__Stated exercise__.
Transcribe the entries below exactly; leave every image out.

[Records from a collection]

◆ ◆ ◆

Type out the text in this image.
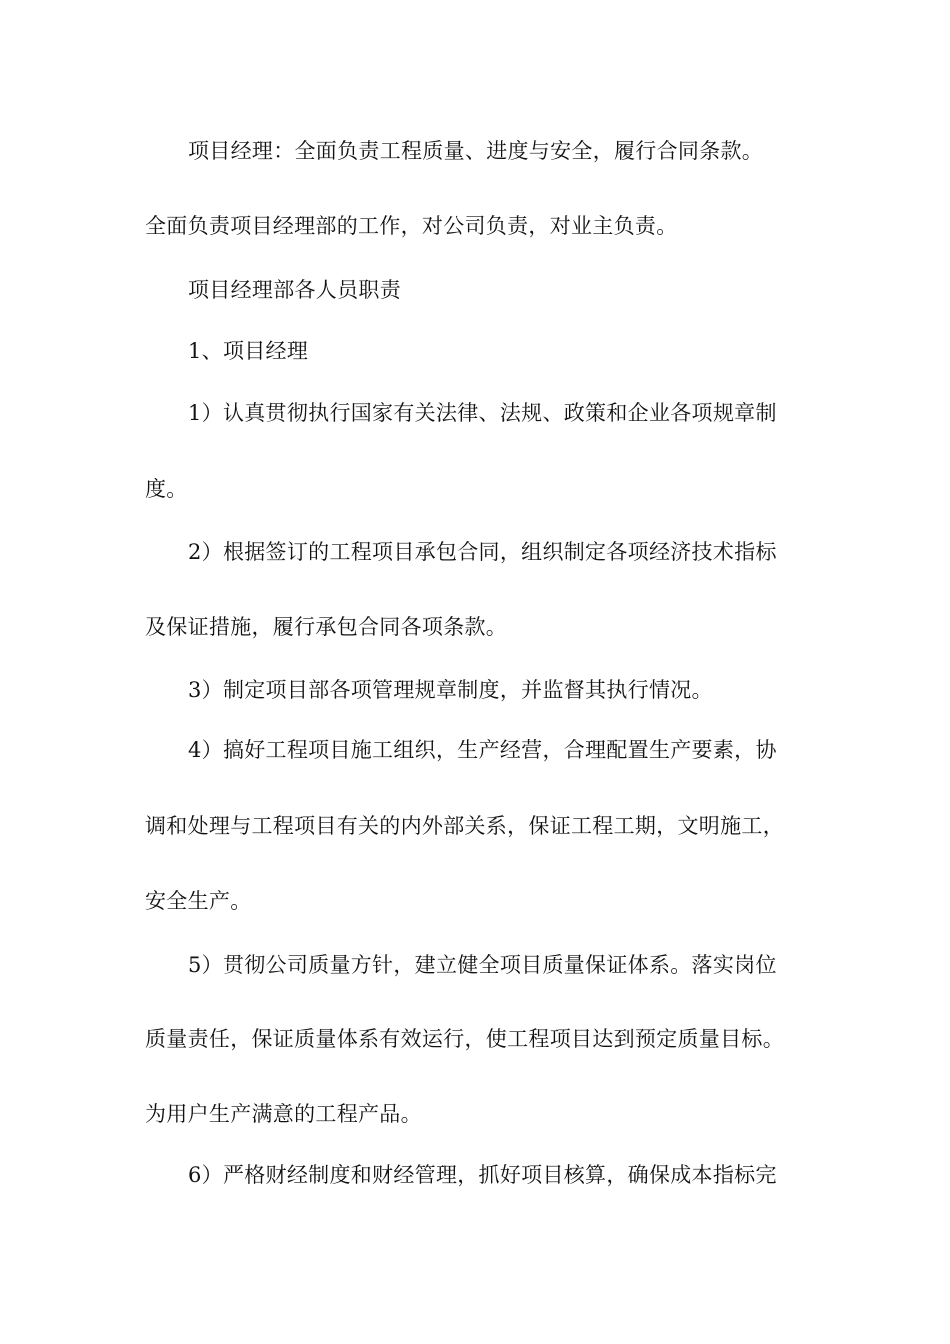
项目经理：全面负责工程质量、进度与安全，履行合同条款。
全面负责项目经理部的工作，对公司负责，对业主负责。
项目经理部各人员职责
1、项目经理
1）认真贯彻执行国家有关法律、法规、政策和企业各项规章制
度。
2）根据签订的工程项目承包合同，组织制定各项经济技术指标
及保证措施，履行承包合同各项条款。
3）制定项目部各项管理规章制度，并监督其执行情况。
4）搞好工程项目施工组织，生产经营，合理配置生产要素，协
调和处理与工程项目有关的内外部关系，保证工程工期，文明施工，
安全生产。
5）贯彻公司质量方针，建立健全项目质量保证体系。落实岗位
质量责任，保证质量体系有效运行，使工程项目达到预定质量目标。
为用户生产满意的工程产品。
6）严格财经制度和财经管理，抓好项目核算，确保成本指标完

◆ ◆ ◆

__Full solution__.
Type out the text in this image.
项目经理：全面负责工程质量、进度与安全，履行合同条款。
全面负责项目经理部的工作，对公司负责，对业主负责。
项目经理部各人员职责
1、项目经理
1）认真贯彻执行国家有关法律、法规、政策和企业各项规章制
度。
2）根据签订的工程项目承包合同，组织制定各项经济技术指标
及保证措施，履行承包合同各项条款。
3）制定项目部各项管理规章制度，并监督其执行情况。
4）搞好工程项目施工组织，生产经营，合理配置生产要素，协
调和处理与工程项目有关的内外部关系，保证工程工期，文明施工，
安全生产。
5）贯彻公司质量方针，建立健全项目质量保证体系。落实岗位
质量责任，保证质量体系有效运行，使工程项目达到预定质量目标。
为用户生产满意的工程产品。
6）严格财经制度和财经管理，抓好项目核算，确保成本指标完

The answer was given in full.